_Text extract_:
The actuator system 28, the main component of which is the plunger 60, is positioned remotely from the auxiliary retention device 26. In particular, the actuator system 28 is positioned below the belt line 20. The actuator system 28 is positioned proximate the latch 18.

The arrangement is such that forces generated at one part of the door are transferred to another part of the door via the transmission path 50. In this case, the door seal in the upper part of the door tends to force the upper part of the door outwards. The upper part of the door is prevented from bending outwards relative to the lower part of the door by the auxiliary retention device 26. The forces required to hold the hook 73 of the auxiliary retention device 26 closed are transferred via the transmission path 50 (in particular the bowden cable 51) to a lower part of the door. The lower part of the door is significantly stronger than the upper part of the door, and is therefore more able to resist the opening loads applied to the upper part of the door than the upper part of the door itself.

The manner of operation of the present invention can be contrasted with the manner of operation of the latches in EP1149968. In the present invention, the bowden cable 51 is used to hold the top part of the door closed. By way of example, if the bowden cable 51 were to fail, then the door would remain shut, but the top part of the door would spring outwardly by a small amount. Subsequent opening of the latch 18 would allow the door to be opened. Subsequent closing of the door would cause the latch 18 to relatch. However, the top of the door would still be sprung outwardly slightly (because the bowden cable is still assumed to have failed) by virtue of the adjacent door seals and hence, in use, wind noise and road noise within the vehicle would be increased slightly.

In summary, the bowden cable 51 acts to hold the top of the door closed and serves no purpose in actively opening the door.

This can be contrasted with the auxiliary latches of EP1149968 in which the associated bowden cable only serves the purpose of unlatching the auxiliary latches. By way of example, if the bowden cables in EP1149968 were to fail, then the door would shut properly with all door seals being compressed to their designed state and in use there would be no extra in vehicle road or wind noise. However, while it would still be possible to open the master latch, the auxiliary latches would not open and it would not be possible to open the door.

(Saved entries)
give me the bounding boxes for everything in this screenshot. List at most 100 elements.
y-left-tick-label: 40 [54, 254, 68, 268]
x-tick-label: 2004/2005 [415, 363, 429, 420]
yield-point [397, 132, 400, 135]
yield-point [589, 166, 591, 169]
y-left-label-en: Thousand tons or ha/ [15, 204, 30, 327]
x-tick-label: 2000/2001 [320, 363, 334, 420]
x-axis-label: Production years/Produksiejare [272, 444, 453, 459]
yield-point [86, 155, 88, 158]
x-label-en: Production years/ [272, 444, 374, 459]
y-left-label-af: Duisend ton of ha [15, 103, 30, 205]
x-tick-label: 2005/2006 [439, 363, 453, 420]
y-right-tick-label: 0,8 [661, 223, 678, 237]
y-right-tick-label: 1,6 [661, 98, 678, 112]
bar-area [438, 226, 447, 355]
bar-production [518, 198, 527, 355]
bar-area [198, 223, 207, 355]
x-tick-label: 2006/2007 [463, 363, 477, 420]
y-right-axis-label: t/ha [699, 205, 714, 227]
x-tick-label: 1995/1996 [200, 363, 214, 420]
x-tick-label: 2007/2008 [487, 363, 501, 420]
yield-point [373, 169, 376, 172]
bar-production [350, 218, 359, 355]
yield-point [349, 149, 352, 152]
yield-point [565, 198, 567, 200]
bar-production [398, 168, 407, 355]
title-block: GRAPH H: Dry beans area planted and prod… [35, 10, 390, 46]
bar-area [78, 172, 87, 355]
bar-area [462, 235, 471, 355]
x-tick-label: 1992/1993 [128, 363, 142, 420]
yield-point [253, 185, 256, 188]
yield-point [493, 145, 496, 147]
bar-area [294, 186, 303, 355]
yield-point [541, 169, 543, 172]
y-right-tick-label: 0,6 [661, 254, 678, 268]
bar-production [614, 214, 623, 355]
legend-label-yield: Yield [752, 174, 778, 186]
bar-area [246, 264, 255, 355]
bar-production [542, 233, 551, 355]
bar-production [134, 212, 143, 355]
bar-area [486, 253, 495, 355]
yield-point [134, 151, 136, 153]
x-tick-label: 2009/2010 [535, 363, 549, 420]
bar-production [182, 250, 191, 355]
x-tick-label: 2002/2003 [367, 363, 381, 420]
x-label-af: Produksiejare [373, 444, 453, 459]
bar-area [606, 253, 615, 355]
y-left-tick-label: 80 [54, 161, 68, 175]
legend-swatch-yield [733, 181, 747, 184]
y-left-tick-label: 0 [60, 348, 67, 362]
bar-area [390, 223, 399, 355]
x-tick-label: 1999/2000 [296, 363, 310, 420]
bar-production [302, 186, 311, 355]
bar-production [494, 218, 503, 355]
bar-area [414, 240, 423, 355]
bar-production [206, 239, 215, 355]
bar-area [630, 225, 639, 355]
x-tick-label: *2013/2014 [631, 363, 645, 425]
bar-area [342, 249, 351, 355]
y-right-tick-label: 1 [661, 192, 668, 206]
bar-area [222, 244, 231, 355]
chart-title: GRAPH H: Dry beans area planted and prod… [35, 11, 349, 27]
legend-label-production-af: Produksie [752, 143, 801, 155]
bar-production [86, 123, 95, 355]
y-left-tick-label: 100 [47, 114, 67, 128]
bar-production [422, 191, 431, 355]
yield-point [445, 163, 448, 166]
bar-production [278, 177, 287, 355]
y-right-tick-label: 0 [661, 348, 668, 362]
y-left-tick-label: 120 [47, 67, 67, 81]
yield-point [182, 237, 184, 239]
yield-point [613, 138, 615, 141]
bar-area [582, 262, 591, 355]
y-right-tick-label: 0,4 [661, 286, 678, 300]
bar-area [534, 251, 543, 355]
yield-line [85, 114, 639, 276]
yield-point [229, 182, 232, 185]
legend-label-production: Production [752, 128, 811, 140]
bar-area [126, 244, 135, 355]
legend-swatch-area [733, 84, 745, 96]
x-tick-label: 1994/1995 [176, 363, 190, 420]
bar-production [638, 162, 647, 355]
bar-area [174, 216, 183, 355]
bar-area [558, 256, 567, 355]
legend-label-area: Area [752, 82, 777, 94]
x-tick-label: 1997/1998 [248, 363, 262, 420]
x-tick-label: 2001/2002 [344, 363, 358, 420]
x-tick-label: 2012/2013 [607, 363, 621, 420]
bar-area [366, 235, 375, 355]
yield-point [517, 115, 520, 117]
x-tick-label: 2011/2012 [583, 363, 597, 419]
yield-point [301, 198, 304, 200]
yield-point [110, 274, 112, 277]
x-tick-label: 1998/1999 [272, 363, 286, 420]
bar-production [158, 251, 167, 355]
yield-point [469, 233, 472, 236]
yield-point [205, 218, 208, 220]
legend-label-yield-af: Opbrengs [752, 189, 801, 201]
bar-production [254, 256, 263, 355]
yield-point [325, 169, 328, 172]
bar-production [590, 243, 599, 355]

_Stated problem 1_: Can you return the passage of the door latch text from "In summary, the" up to and including "open the door.", word for word?
_Stated problem 2_: What comes next in the door latch text? Supply the part that follows its final sentence.
The entries are not needed for anything here.

_Task response 1_:
In summary, the bowden cable 51 acts to hold the top of the door closed and serves no purpose in actively opening the door.

This can be contrasted with the auxiliary latches of EP1149968 in which the associated bowden cable only serves the purpose of unlatching the auxiliary latches. By way of example, if the bowden cables in EP1149968 were to fail, then the door would shut properly with all door seals being compressed to their designed state and in use there would be no extra in vehicle road or wind noise. However, while it would still be possible to open the master latch, the auxiliary latches would not open and it would not be possible to open the door.

_Task response 2_:
FIG. 12 shows a second embodiment of a latch system 108 of the present invention. An auxiliary retention device 126 of the latch system 108 is identical to the auxiliary retention device 26 of the latch system 8. A bowden cable 151 of the latch system 108 is identical to the bowden cable 51 of the latch system 8. A pawl 138 of the latch system 108 is identical to the pawl 38 of the latch system 8. The latch 118 is a self latching latch. The latch chassis 131 of the latch system 108 is identical to the latch chassis 31 of the latch system 8, other than the latch chassis 131 includes a tab 168 which is the equivalent of the tab 68 of the plate 62 on the latch system 8. The rotating claw 132 of the latch system 108 is identical to the rotating claw 32 of the latch system 8, other than the rotating claw 132 includes a drive pin 190.

As shown in FIG. 12, a drive lever 191 is rotatably mounted about a pivot 33 about which the rotating claw 132 rotates. An end 191A is pivotally attached to a cable inner end fitting 53A by a pin 54. In use, the latch system 108 is installed on a vehicle in a manner similar to the way in which the latch system 8 is installed on the car 10. The auxiliary retention device 126 is installed on the door 112 above the belt line 120, and the latch 118 is installed on the door 112 below the belt line 120. The retention pin 127 and the latch striker 135 are installed on an adjacent door pillar of the vehicle.

Operation of the latch system 108 is as follows. Starting with the door 112 in an open position (not shown), the latch striker 135 is positioned remotely from the rotating claw 132, and the retention pin 127 is positioned remotely from the auxiliary retention device 126. As the door is closed, the latch striker 135 enters the mouth of the rotating claw 132 as the retention pin 127 enters the mouth of the housing. As latch striker 135 engages a striker edge 134A (which acts as the engaging member) and starts to rotate the rotating claw 132 clockwise, the pin 190 engages a drive lever 191 and rotates the drive lever 191 in the clockwise direction. This causes a cable inner end fitting 153 to move generally downwardly as occurred during closing of the latch system 8. In the closed position shown in FIG. 12, the latch striker 135 is retained by the rotating claw 132, and the retention pin 127 is retained by the hook 173. The pawl 138 serves to hold both the rotating claw 132 in its closed position and the hook 173 in its closed position (by virtue of the transmission path 50.

Whereas the latch system 8 had a separate rotating claw 32 and engaging member (the end 60A of the plunger 60), the rotating claw 132 acts as both a claw and an engaging member. In particular, the striker edge 34A acts as the engaging member. Furthermore, whereas the latch system 8 included a latch striker 35 and a separate abutment region 81, the latch striker 135 of the latch system 108 fulfils both these functions. During closing, the latch striker 135 is in engagement with the striker edge 34A of the mouth 34. Once the door has been fully closed, the door seals push the door to a position where the latch striker 135 engages the retention edge 34B of the mouth 34.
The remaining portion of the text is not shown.